> _Written instruction_: Every line of the material is to be quoted verbatim, minus the pictures.

> _Raw records_:
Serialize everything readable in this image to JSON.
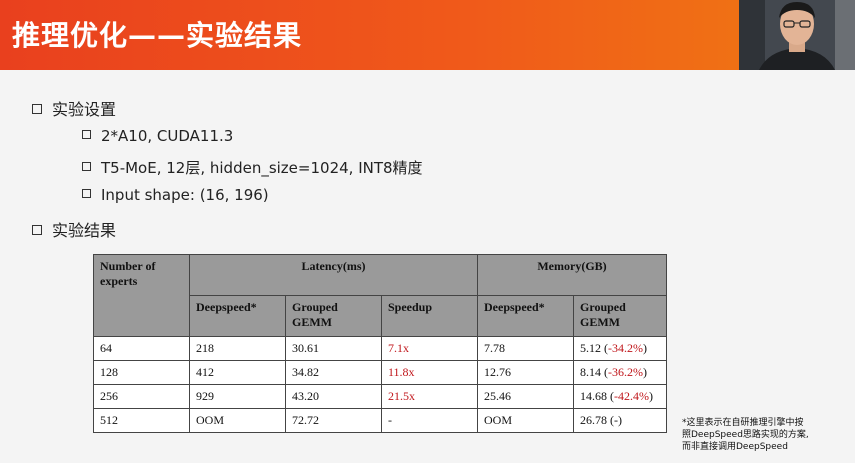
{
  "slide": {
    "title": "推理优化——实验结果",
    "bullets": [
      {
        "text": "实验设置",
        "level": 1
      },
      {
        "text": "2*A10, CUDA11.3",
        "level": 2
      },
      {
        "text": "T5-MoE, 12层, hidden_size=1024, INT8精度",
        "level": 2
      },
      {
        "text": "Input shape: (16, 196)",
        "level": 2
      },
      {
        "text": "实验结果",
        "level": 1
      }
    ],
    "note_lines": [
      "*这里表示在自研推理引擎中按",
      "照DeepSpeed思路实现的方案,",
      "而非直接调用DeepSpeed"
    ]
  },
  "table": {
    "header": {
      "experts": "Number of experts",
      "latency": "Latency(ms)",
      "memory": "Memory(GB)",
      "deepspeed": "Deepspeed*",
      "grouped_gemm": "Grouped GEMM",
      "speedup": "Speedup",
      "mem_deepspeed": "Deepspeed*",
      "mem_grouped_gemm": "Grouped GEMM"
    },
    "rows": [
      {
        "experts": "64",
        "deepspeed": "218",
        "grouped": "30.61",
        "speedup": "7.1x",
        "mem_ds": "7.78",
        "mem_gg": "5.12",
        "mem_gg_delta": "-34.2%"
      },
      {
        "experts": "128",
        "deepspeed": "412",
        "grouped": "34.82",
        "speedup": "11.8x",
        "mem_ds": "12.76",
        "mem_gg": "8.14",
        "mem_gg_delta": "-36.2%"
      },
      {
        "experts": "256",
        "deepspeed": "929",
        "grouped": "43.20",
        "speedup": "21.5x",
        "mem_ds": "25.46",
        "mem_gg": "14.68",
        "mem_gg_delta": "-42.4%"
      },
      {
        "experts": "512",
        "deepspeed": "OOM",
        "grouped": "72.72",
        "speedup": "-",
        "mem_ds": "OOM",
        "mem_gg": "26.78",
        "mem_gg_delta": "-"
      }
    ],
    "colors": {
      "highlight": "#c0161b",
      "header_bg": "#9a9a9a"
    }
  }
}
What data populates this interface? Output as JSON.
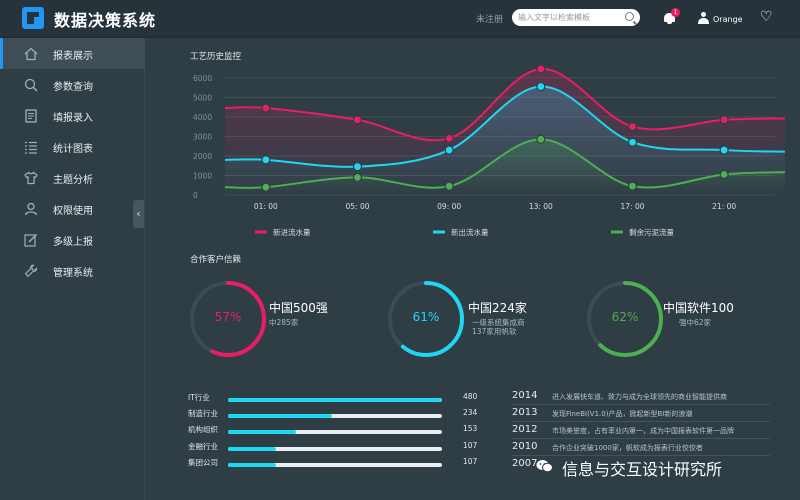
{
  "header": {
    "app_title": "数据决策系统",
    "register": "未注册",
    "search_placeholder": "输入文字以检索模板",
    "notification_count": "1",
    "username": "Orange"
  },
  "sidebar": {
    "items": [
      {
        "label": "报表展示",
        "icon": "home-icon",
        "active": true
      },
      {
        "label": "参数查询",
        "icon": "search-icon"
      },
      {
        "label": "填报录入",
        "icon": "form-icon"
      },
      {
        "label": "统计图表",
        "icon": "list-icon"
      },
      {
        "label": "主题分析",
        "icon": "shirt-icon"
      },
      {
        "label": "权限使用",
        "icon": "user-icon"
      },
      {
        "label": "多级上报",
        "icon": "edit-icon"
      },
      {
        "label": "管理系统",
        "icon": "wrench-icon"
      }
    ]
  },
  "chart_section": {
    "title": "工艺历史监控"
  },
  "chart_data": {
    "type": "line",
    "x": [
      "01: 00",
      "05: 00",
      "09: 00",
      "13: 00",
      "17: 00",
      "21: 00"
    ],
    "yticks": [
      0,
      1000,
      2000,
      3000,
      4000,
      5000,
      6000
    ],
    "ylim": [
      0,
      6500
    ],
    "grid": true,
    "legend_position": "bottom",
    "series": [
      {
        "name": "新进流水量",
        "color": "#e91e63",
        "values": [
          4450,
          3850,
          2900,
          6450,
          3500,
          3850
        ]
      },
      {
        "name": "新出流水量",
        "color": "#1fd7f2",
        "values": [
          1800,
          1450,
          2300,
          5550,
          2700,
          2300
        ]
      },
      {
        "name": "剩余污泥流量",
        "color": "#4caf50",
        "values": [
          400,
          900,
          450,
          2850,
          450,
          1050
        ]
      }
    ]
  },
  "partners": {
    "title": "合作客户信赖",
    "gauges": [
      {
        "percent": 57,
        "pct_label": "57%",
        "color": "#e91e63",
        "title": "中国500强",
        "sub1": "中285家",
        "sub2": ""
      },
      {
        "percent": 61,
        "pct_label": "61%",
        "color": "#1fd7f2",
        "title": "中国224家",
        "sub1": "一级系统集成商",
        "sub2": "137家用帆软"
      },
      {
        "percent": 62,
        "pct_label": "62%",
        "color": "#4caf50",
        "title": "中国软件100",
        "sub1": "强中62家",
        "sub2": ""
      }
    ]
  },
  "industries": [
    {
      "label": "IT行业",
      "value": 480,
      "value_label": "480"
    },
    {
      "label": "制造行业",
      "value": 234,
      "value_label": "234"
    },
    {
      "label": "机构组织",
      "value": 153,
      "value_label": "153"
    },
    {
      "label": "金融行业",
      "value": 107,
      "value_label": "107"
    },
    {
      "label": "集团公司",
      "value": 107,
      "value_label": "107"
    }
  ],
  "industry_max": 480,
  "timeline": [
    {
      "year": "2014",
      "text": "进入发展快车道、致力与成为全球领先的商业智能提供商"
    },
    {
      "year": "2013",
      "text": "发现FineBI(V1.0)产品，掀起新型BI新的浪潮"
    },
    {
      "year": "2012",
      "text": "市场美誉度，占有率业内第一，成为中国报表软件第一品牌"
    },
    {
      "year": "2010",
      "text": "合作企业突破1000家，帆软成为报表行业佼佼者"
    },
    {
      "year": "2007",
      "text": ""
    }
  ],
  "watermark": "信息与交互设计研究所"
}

> _Task solution_:
Serialize everything readable in this image to JSON.
{
  "slide": {
    "title": "推理优化——实验结果",
    "bullets": [
      {
        "text": "实验设置",
        "level": 1
      },
      {
        "text": "2*A10, CUDA11.3",
        "level": 2
      },
      {
        "text": "T5-MoE, 12层, hidden_size=1024, INT8精度",
        "level": 2
      },
      {
        "text": "Input shape: (16, 196)",
        "level": 2
      },
      {
        "text": "实验结果",
        "level": 1
      }
    ],
    "note_lines": [
      "*这里表示在自研推理引擎中按",
      "照DeepSpeed思路实现的方案,",
      "而非直接调用DeepSpeed"
    ]
  },
  "table": {
    "header": {
      "experts": "Number of experts",
      "latency": "Latency(ms)",
      "memory": "Memory(GB)",
      "deepspeed": "Deepspeed*",
      "grouped_gemm": "Grouped GEMM",
      "speedup": "Speedup",
      "mem_deepspeed": "Deepspeed*",
      "mem_grouped_gemm": "Grouped GEMM"
    },
    "rows": [
      {
        "experts": "64",
        "deepspeed": "218",
        "grouped": "30.61",
        "speedup": "7.1x",
        "mem_ds": "7.78",
        "mem_gg": "5.12",
        "mem_gg_delta": "-34.2%"
      },
      {
        "experts": "128",
        "deepspeed": "412",
        "grouped": "34.82",
        "speedup": "11.8x",
        "mem_ds": "12.76",
        "mem_gg": "8.14",
        "mem_gg_delta": "-36.2%"
      },
      {
        "experts": "256",
        "deepspeed": "929",
        "grouped": "43.20",
        "speedup": "21.5x",
        "mem_ds": "25.46",
        "mem_gg": "14.68",
        "mem_gg_delta": "-42.4%"
      },
      {
        "experts": "512",
        "deepspeed": "OOM",
        "grouped": "72.72",
        "speedup": "-",
        "mem_ds": "OOM",
        "mem_gg": "26.78",
        "mem_gg_delta": "-"
      }
    ],
    "colors": {
      "highlight": "#c0161b",
      "header_bg": "#9a9a9a"
    }
  }
}
What data populates this interface? Output as JSON.
{
  "header": {
    "app_title": "数据决策系统",
    "register": "未注册",
    "search_placeholder": "输入文字以检索模板",
    "notification_count": "1",
    "username": "Orange"
  },
  "sidebar": {
    "items": [
      {
        "label": "报表展示",
        "icon": "home-icon",
        "active": true
      },
      {
        "label": "参数查询",
        "icon": "search-icon"
      },
      {
        "label": "填报录入",
        "icon": "form-icon"
      },
      {
        "label": "统计图表",
        "icon": "list-icon"
      },
      {
        "label": "主题分析",
        "icon": "shirt-icon"
      },
      {
        "label": "权限使用",
        "icon": "user-icon"
      },
      {
        "label": "多级上报",
        "icon": "edit-icon"
      },
      {
        "label": "管理系统",
        "icon": "wrench-icon"
      }
    ]
  },
  "chart_section": {
    "title": "工艺历史监控"
  },
  "chart_data": {
    "type": "line",
    "x": [
      "01: 00",
      "05: 00",
      "09: 00",
      "13: 00",
      "17: 00",
      "21: 00"
    ],
    "yticks": [
      0,
      1000,
      2000,
      3000,
      4000,
      5000,
      6000
    ],
    "ylim": [
      0,
      6500
    ],
    "grid": true,
    "legend_position": "bottom",
    "series": [
      {
        "name": "新进流水量",
        "color": "#e91e63",
        "values": [
          4450,
          3850,
          2900,
          6450,
          3500,
          3850
        ]
      },
      {
        "name": "新出流水量",
        "color": "#1fd7f2",
        "values": [
          1800,
          1450,
          2300,
          5550,
          2700,
          2300
        ]
      },
      {
        "name": "剩余污泥流量",
        "color": "#4caf50",
        "values": [
          400,
          900,
          450,
          2850,
          450,
          1050
        ]
      }
    ]
  },
  "partners": {
    "title": "合作客户信赖",
    "gauges": [
      {
        "percent": 57,
        "pct_label": "57%",
        "color": "#e91e63",
        "title": "中国500强",
        "sub1": "中285家",
        "sub2": ""
      },
      {
        "percent": 61,
        "pct_label": "61%",
        "color": "#1fd7f2",
        "title": "中国224家",
        "sub1": "一级系统集成商",
        "sub2": "137家用帆软"
      },
      {
        "percent": 62,
        "pct_label": "62%",
        "color": "#4caf50",
        "title": "中国软件100",
        "sub1": "强中62家",
        "sub2": ""
      }
    ]
  },
  "industries": [
    {
      "label": "IT行业",
      "value": 480,
      "value_label": "480"
    },
    {
      "label": "制造行业",
      "value": 234,
      "value_label": "234"
    },
    {
      "label": "机构组织",
      "value": 153,
      "value_label": "153"
    },
    {
      "label": "金融行业",
      "value": 107,
      "value_label": "107"
    },
    {
      "label": "集团公司",
      "value": 107,
      "value_label": "107"
    }
  ],
  "industry_max": 480,
  "timeline": [
    {
      "year": "2014",
      "text": "进入发展快车道、致力与成为全球领先的商业智能提供商"
    },
    {
      "year": "2013",
      "text": "发现FineBI(V1.0)产品，掀起新型BI新的浪潮"
    },
    {
      "year": "2012",
      "text": "市场美誉度，占有率业内第一，成为中国报表软件第一品牌"
    },
    {
      "year": "2010",
      "text": "合作企业突破1000家，帆软成为报表行业佼佼者"
    },
    {
      "year": "2007",
      "text": ""
    }
  ],
  "watermark": "信息与交互设计研究所"
}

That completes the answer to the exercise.